* [Exercise inputs]
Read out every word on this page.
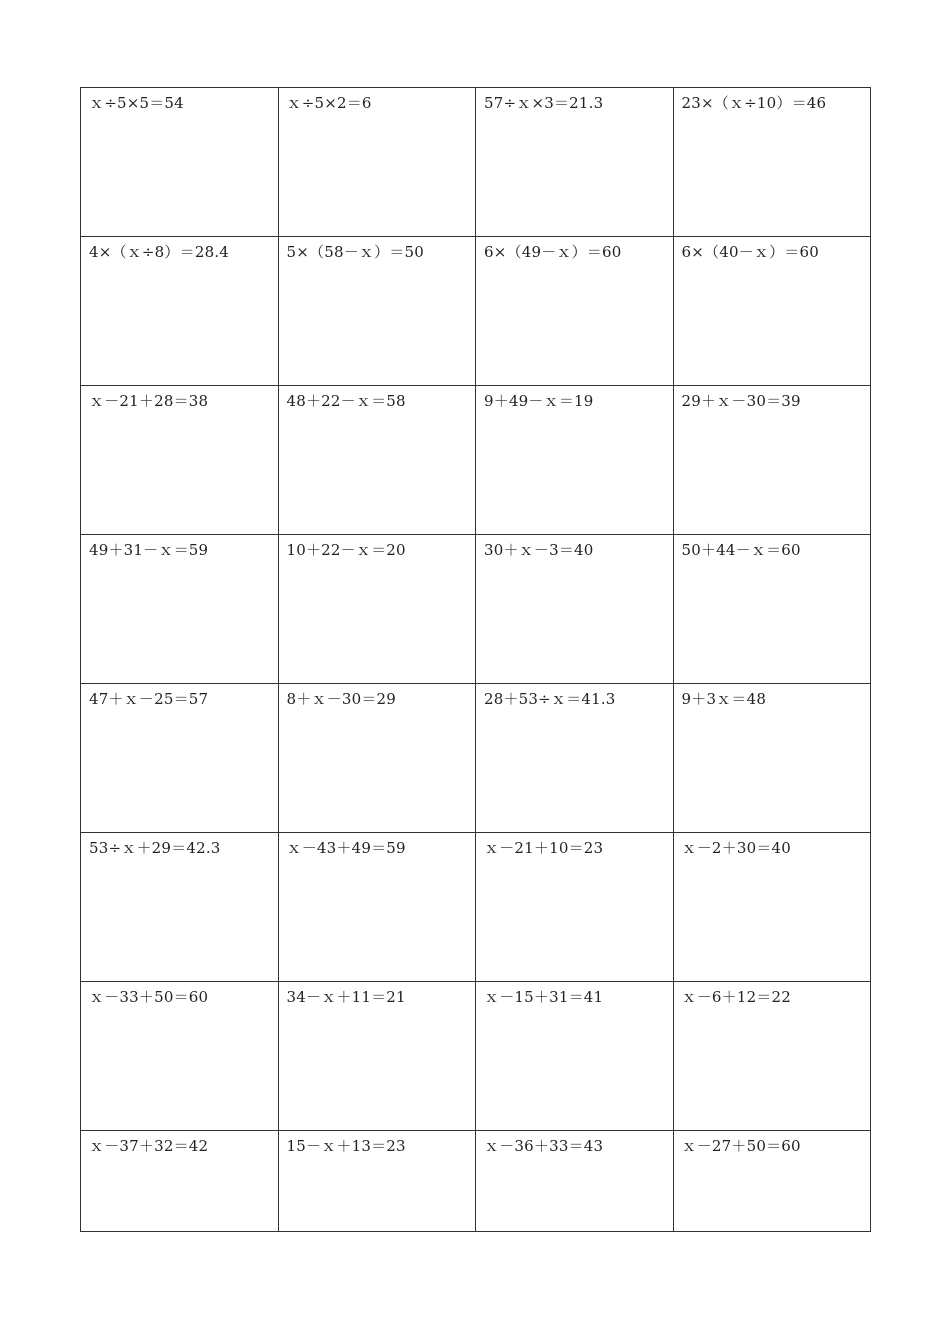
ｘ÷5×5＝54	ｘ÷5×2＝6	57÷ｘ×3＝21.3	23×（ｘ÷10）＝46

4×（ｘ÷8）＝28.4	5×（58－ｘ）＝50	6×（49－ｘ）＝60	6×（40－ｘ）＝60

ｘ－21＋28＝38	48＋22－ｘ＝58	9＋49－ｘ＝19	29＋ｘ－30＝39

49＋31－ｘ＝59	10＋22－ｘ＝20	30＋ｘ－3＝40	50＋44－ｘ＝60

47＋ｘ－25＝57	8＋ｘ－30＝29	28＋53÷ｘ＝41.3	9＋3ｘ＝48

53÷ｘ＋29＝42.3	ｘ－43＋49＝59	ｘ－21＋10＝23	ｘ－2＋30＝40

ｘ－33＋50＝60	34－ｘ＋11＝21	ｘ－15＋31＝41	ｘ－6＋12＝22

ｘ－37＋32＝42	15－ｘ＋13＝23	ｘ－36＋33＝43	ｘ－27＋50＝60
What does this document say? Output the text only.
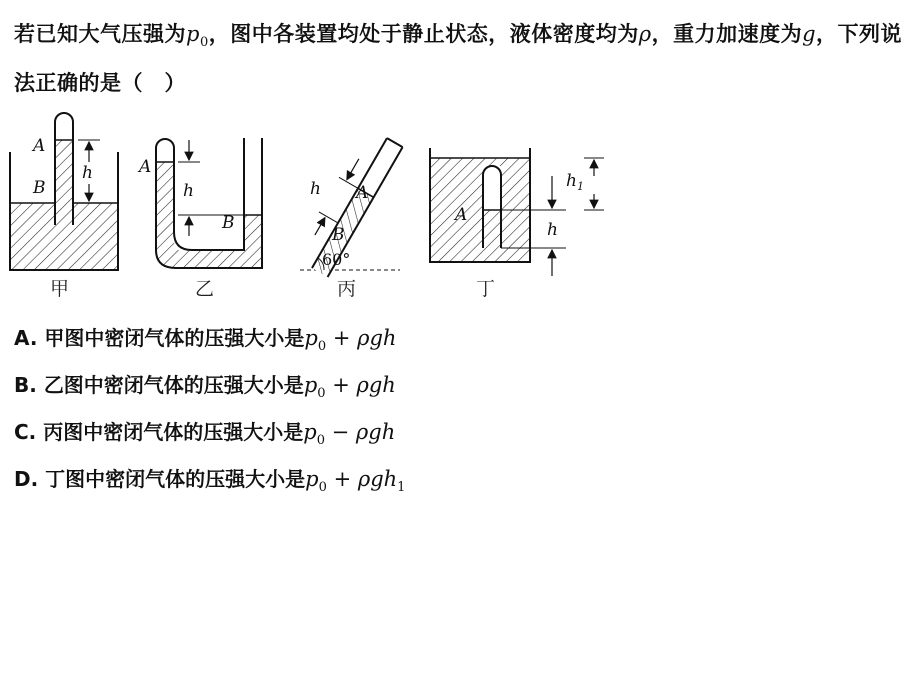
若已知大气压强为$p_0$，图中各装置均处于静止状态，液体密度均为ρ，重力加速度为g，下列说法正确的是（　）
A
B
h
甲
A
B
h
乙
h A
B
60°
丙
A
h
$h_1$
丁
A. 甲图中密闭气体的压强大小是$p_0 + \rho gh$
B. 乙图中密闭气体的压强大小是$p_0 + \rho gh$
C. 丙图中密闭气体的压强大小是$p_0 - \rho gh$
D. 丁图中密闭气体的压强大小是$p_0 + \rho gh_1$
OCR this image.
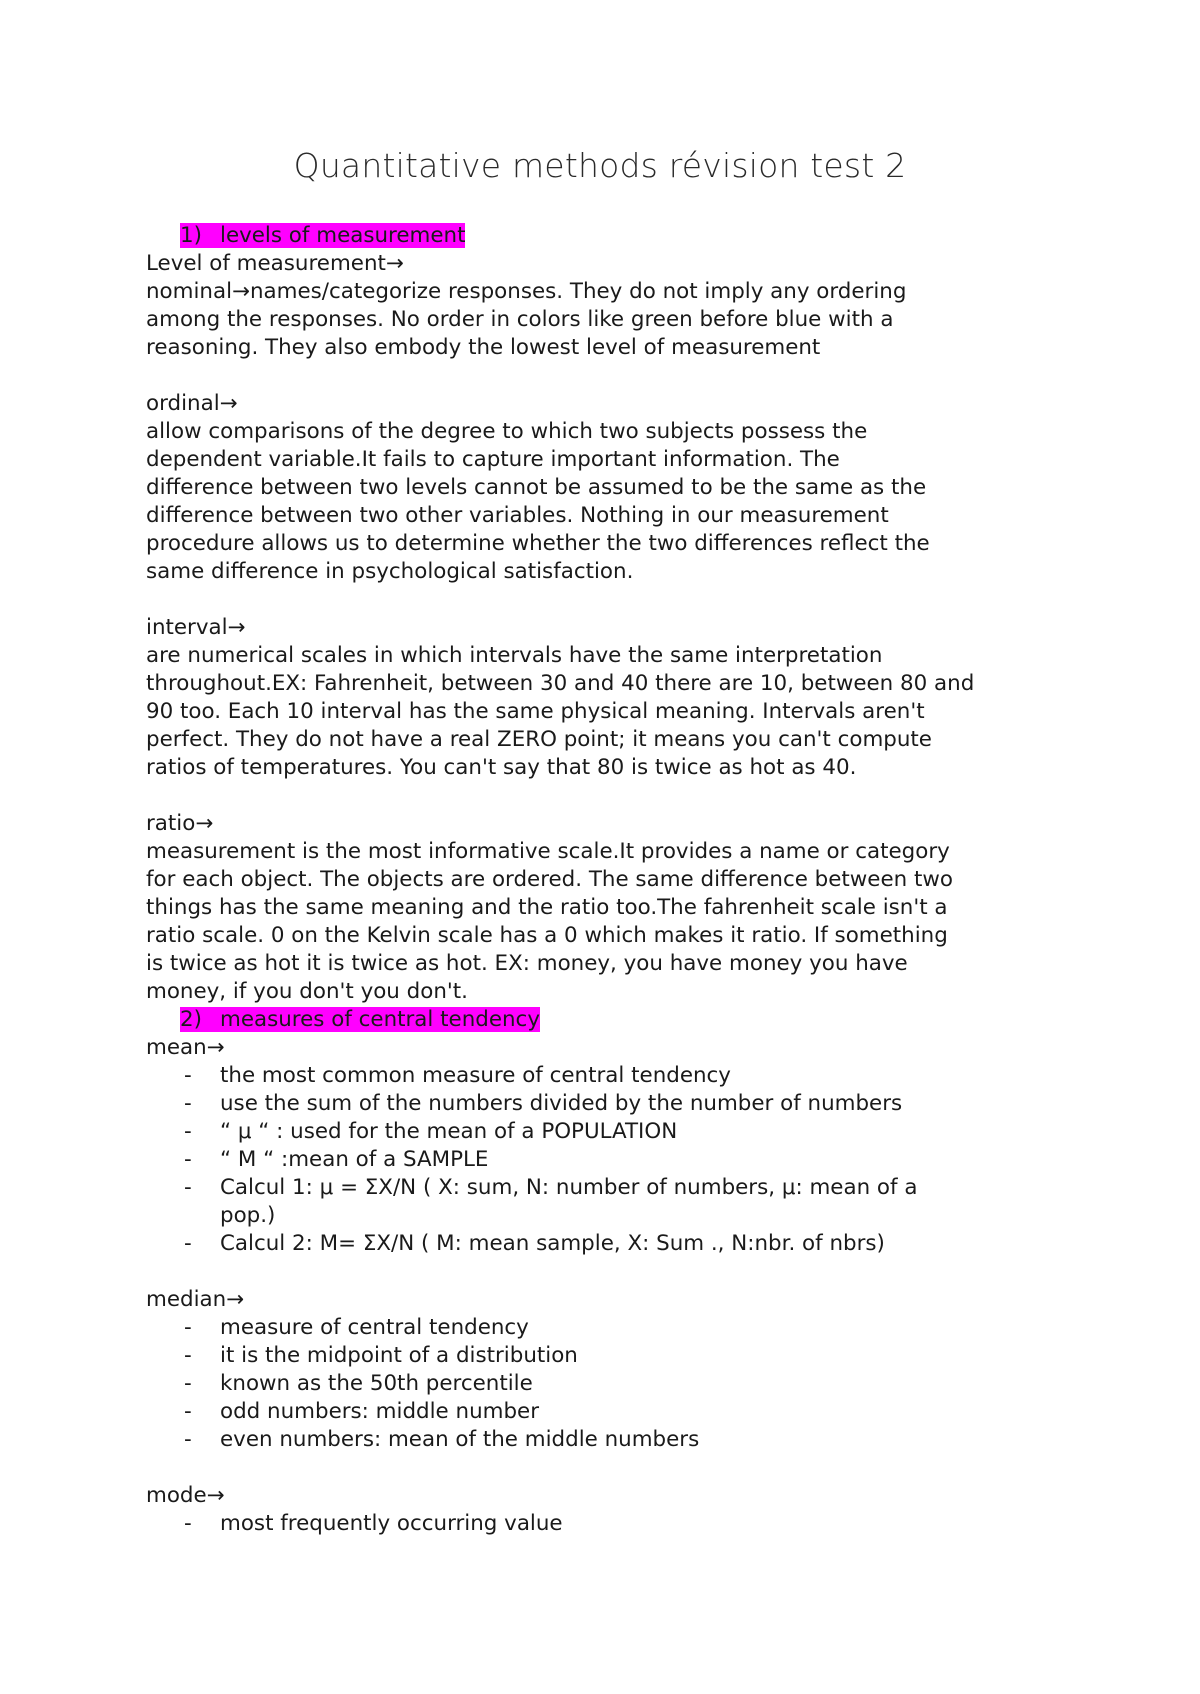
Quantitative methods révision test 2
1) levels of measurement
Level of measurement→
nominal→names/categorize responses. They do not imply any ordering
among the responses. No order in colors like green before blue with a
reasoning. They also embody the lowest level of measurement
ordinal→
allow comparisons of the degree to which two subjects possess the
dependent variable.It fails to capture important information. The
difference between two levels cannot be assumed to be the same as the
difference between two other variables. Nothing in our measurement
procedure allows us to determine whether the two differences reflect the
same difference in psychological satisfaction.
interval→
are numerical scales in which intervals have the same interpretation
throughout.EX: Fahrenheit, between 30 and 40 there are 10, between 80 and
90 too. Each 10 interval has the same physical meaning. Intervals aren't
perfect. They do not have a real ZERO point; it means you can't compute
ratios of temperatures. You can't say that 80 is twice as hot as 40.
ratio→
measurement is the most informative scale.It provides a name or category
for each object. The objects are ordered. The same difference between two
things has the same meaning and the ratio too.The fahrenheit scale isn't a
ratio scale. 0 on the Kelvin scale has a 0 which makes it ratio. If something
is twice as hot it is twice as hot. EX: money, you have money you have
money, if you don't you don't.
2) measures of central tendency
mean→
- the most common measure of central tendency
- use the sum of the numbers divided by the number of numbers
- “ μ “ : used for the mean of a POPULATION
- “ M “ :mean of a SAMPLE
- Calcul 1: μ = ΣX/N ( X: sum, N: number of numbers, μ: mean of a
pop.)
- Calcul 2: M= ΣX/N ( M: mean sample, X: Sum ., N:nbr. of nbrs)
median→
- measure of central tendency
- it is the midpoint of a distribution
- known as the 50th percentile
- odd numbers: middle number
- even numbers: mean of the middle numbers
mode→
- most frequently occurring value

* [Problem description] Find every line holding the word "this"; give their count and nothing else.

* [Task result] 3